**EXCERPTED PASSAGE:**
::::
Impact of climate change for FMs: What’s good, what’s bad, and what we can do

This article originally appeared in the March/April 2023 issue of FMJ

by John McGee & Eric Teicholz — After almost two years of negotiation, U.S. President Joe Biden signed the US$430 billion Inflation Reduction Act (IRA) in August of last year. When factoring in the private capital needed to meet the IRA’s cost-matching requirements, the investment in clean energy becomes much greater. The IRA is the most significant legislation related to climate control ever passed in the United States.

FMJ 2023 March April Climate Change for FM

Image courtesy of FMJ

The goal of the IRA is to reduce greenhouse gas emissions by 40 percent below 2005 levels, and to accomplish this goal within the next eight years. A core supporting goal is to transform and improve the built environment.

The bill contains a variety of environmental policies, climate programs and tax credits with the goal of improving the impact of buildings on the environment. Many of the bill’s components will likely have a significant impact on facility management.

In the past, organizations were only minimally reimbursed for activities related to energy efficiency, undertaken with sustainability and climate change in mind; therefore, such measures were not cost effective. The IRA’s strategy is to provide incentives to make such investments cost effective and improve the ROI for smart buildings.

The IRA accomplishes these transformative goals primarily in the following ways:

  • Through tax credits and rebate programs that amount to more than US$50 billion for clean energy practices aimed at increasing energy efficiency. These programs include incentives associated with electric vehicles, renewables and carbon capture and storage.
  • Through state and city government support — amounting to US$30 billion for greenhouse gas reduction programs.
  • Through funds intended to lower embodied carbon in building materials and establish carbon labeling for construction materials.
::::
Records of where elements appear

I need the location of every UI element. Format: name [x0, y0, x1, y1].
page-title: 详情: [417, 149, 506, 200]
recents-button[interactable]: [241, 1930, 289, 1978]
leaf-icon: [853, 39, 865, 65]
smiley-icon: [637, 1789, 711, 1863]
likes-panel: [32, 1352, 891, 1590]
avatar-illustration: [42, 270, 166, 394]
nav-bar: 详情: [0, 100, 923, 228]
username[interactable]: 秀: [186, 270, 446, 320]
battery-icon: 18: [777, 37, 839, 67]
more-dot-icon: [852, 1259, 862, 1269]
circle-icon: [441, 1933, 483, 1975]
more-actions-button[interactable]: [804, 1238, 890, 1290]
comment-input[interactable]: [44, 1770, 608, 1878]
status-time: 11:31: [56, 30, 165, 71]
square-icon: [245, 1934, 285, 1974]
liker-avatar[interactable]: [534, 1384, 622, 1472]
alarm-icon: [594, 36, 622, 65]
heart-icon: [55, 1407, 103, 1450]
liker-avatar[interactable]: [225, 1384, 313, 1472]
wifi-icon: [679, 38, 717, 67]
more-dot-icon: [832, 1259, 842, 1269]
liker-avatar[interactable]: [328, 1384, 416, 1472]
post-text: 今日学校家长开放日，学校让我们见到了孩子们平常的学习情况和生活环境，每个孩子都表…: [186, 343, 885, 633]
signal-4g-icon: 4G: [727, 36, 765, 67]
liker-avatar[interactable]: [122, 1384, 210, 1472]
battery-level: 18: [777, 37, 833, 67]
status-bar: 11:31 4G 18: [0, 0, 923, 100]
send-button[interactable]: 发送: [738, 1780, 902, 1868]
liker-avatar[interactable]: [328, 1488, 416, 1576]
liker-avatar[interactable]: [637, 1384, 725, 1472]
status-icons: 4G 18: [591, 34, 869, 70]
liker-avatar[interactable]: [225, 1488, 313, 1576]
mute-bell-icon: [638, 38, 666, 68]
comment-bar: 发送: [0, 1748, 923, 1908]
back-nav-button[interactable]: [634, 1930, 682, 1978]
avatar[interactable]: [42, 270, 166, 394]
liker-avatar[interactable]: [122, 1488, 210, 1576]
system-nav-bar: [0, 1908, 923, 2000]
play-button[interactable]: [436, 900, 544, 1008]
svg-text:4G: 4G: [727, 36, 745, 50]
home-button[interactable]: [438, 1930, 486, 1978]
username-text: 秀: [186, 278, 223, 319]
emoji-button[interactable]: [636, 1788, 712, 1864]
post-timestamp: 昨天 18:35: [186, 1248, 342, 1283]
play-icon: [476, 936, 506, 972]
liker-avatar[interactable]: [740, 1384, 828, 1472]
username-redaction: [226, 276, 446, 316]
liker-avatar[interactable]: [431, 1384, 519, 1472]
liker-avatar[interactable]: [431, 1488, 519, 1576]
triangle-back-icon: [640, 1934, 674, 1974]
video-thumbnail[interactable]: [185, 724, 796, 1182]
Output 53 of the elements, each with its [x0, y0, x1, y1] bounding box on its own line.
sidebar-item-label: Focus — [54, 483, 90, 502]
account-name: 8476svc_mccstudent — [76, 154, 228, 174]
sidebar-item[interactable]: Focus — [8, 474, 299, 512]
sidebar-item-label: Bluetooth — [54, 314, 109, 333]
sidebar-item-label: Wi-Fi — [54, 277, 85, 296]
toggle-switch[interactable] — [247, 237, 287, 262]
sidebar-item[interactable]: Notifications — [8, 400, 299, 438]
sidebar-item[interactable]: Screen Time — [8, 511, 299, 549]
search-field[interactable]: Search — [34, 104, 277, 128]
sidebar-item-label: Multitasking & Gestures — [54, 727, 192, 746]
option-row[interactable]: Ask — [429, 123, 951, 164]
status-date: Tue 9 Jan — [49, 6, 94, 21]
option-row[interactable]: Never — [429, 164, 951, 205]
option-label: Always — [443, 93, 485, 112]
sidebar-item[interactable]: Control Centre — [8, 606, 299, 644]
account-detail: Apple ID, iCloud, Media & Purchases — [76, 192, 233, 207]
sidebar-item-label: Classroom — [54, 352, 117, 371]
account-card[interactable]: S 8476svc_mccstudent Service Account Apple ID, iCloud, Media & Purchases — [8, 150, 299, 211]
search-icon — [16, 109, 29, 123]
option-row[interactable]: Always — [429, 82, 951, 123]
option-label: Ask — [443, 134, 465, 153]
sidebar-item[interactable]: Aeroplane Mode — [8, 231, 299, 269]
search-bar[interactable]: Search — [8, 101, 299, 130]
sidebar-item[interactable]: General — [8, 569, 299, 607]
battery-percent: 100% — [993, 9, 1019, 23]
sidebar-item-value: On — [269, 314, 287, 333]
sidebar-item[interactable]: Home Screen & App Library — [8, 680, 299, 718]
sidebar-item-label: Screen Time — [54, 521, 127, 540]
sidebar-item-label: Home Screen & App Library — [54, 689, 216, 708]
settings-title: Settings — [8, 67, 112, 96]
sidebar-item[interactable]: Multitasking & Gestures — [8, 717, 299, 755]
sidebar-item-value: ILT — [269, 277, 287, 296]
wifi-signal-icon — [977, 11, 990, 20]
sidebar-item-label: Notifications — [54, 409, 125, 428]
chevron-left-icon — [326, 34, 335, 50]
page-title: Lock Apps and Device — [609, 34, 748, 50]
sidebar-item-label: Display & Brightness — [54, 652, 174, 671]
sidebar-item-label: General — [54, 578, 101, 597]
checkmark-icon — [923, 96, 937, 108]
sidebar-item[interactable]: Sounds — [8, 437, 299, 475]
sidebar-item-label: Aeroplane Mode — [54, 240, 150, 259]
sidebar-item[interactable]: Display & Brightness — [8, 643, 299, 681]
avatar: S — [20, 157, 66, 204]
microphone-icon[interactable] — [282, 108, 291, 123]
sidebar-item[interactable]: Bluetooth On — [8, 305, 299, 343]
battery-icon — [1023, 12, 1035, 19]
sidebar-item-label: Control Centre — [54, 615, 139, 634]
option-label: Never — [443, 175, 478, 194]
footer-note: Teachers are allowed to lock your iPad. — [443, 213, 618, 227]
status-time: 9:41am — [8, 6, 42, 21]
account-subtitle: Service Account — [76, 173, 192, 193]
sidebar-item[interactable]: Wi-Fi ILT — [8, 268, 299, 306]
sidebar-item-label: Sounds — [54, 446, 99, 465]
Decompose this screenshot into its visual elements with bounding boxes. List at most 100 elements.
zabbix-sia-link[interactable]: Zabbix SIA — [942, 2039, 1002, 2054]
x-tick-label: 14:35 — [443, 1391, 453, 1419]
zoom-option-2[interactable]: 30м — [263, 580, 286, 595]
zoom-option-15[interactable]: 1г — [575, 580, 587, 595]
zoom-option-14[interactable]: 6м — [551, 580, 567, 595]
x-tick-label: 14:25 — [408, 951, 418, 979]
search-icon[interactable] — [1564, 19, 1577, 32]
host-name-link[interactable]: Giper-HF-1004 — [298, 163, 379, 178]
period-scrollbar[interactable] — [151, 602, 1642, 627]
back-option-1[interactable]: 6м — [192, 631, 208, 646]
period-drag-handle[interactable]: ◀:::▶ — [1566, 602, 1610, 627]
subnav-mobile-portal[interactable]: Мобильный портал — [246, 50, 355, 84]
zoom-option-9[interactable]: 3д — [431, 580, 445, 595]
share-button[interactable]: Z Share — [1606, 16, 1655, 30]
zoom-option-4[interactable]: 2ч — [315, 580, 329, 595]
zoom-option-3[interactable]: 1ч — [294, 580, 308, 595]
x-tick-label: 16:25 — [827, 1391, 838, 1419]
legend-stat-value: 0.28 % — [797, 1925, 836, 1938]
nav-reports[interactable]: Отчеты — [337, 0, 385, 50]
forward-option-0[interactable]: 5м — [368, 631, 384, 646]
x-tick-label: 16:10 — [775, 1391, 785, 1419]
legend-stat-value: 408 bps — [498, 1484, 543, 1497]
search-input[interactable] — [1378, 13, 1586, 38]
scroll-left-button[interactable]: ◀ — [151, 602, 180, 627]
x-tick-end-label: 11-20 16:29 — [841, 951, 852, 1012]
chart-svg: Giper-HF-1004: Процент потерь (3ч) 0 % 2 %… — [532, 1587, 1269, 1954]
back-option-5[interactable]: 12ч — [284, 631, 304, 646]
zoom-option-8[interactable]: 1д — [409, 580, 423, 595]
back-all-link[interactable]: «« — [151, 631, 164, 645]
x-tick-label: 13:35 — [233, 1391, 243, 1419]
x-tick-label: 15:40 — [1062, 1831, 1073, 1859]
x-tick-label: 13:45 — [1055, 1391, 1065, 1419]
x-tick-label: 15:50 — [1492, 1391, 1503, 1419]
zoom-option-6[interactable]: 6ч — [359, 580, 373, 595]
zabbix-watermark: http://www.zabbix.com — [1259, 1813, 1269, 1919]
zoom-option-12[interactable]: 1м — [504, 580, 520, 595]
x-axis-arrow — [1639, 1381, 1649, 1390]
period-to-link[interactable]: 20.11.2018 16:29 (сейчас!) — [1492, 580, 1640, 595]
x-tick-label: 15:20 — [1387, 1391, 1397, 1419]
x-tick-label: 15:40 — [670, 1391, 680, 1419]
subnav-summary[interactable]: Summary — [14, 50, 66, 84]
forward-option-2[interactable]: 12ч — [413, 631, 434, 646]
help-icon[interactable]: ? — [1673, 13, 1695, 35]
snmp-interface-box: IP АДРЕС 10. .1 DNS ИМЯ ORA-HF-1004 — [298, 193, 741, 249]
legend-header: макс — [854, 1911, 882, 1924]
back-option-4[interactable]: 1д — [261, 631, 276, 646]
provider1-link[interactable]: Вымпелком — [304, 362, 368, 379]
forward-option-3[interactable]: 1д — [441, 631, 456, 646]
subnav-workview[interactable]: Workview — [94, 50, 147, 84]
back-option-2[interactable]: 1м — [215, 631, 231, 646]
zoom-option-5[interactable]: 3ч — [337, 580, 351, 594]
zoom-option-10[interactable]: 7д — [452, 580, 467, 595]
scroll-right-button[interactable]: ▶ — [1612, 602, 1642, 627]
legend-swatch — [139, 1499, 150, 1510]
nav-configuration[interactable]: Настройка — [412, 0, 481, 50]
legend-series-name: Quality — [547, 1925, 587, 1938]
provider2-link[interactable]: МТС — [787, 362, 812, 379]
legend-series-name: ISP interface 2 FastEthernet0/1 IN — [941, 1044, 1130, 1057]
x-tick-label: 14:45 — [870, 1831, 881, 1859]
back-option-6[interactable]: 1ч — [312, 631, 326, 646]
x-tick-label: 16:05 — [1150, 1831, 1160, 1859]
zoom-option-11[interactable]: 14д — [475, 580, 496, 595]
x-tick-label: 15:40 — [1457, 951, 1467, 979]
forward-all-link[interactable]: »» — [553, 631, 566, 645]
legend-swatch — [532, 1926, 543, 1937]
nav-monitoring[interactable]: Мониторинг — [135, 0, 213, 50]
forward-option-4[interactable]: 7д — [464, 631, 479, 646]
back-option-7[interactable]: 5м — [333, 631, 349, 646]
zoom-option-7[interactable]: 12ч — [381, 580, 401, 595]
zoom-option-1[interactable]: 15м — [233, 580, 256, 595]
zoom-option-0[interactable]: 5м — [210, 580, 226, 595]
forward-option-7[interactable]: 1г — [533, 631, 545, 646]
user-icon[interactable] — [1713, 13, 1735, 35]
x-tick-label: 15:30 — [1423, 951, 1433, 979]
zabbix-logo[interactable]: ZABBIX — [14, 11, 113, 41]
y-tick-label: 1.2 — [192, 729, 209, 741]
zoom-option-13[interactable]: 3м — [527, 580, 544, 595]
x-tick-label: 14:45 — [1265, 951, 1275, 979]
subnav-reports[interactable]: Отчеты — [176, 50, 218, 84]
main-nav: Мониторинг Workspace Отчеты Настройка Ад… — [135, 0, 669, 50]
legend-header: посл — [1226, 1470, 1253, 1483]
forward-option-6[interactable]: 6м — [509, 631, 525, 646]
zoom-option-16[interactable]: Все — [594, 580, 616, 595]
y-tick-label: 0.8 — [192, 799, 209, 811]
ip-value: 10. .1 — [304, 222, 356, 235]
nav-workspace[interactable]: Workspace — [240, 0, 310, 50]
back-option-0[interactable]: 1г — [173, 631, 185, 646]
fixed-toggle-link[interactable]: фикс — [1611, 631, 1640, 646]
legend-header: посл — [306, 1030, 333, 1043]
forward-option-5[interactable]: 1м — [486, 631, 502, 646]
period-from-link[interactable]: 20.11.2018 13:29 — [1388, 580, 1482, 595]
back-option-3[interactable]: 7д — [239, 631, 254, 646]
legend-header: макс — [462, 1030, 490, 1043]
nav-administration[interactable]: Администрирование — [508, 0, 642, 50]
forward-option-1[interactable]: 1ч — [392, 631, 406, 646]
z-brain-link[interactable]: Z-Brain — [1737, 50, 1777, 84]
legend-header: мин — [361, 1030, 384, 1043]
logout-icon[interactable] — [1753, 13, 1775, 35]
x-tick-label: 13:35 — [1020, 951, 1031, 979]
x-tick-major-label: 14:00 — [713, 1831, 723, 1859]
::::
**TASKS TO CARRY OUT:**
A - In the article on climate change for FMs, what reduction in greenhouse gas emissions below 2005 levels does the IRA aim to reach?
B - Decide whether each statement agrees with the article on climate change for FMs, and quote the words that settle it: (i) The IRA was signed in August. (ii) State and city government support under the IRA amounts to US$50 billion. (iii) Energy efficiency measures used to be cost effective for organizations.
C - Proceed with the article on climate change for FMs after its last line.

**EXERCISE RESULTS:**
A - 40 percent below 2005 levels, within the next eight years.

B -
(i) Yes: "signed the US$430 billion Inflation Reduction Act (IRA) in August of last year."
(ii) No: "amounting to US$30 billion for greenhouse gas reduction programs."
(iii) No: "therefore, such measures were not cost effective."

C -
  • And of interest to FMs, through support of the Energy Efficient Commercial Building Tax Deduction, the increase of tax credits for on-site carbon capture projects.

The IRA is still in its infancy, and regulations must be passed before the total impact of this landmark bill can be felt. Discussions are being held at the federal, state and local levels and hundreds of billions of dollars are at stake.

Concerns: Hurdles Potentially Slowing IRA’s Core Objectives

Below are issues that will directly impact the timing and impact of the various components of the IRA:

Supply Chain and Electric Vehicle Issues

There is US$97 billion in the IRA for support of transportation electrification, which would go a long way toward the decarbonization of the transportation sector. Increasing the number of electric vehicles (EVs) is key to lessening the demand for fossil fuels. To support this, the IRA requires the return/control to the U.S. of the value chains that support the accomplishment of its goals. For example, a US$7,500 maximum tax credit for EVs would go only to auto companies able to demonstrate that their value chains are based in the U.S.

Several factors will probably slow progress, including:

  • It will take time for the U.S. to construct new supply chains, which are currently dominated by China; these delays will slow the increases in EV
  • Battery production issues. For instance, high purity nickel is critical to EV batteries, and Russia currently controls over 20 percent of this market. Also, China controls more than 50 percent of the processing market for lithium, cobalt and graphite — all critical for EV battery production. This, too, will slow the deployment of EVs in the U.S. and/or decrease their effectiveness in reducing overall carbon levels.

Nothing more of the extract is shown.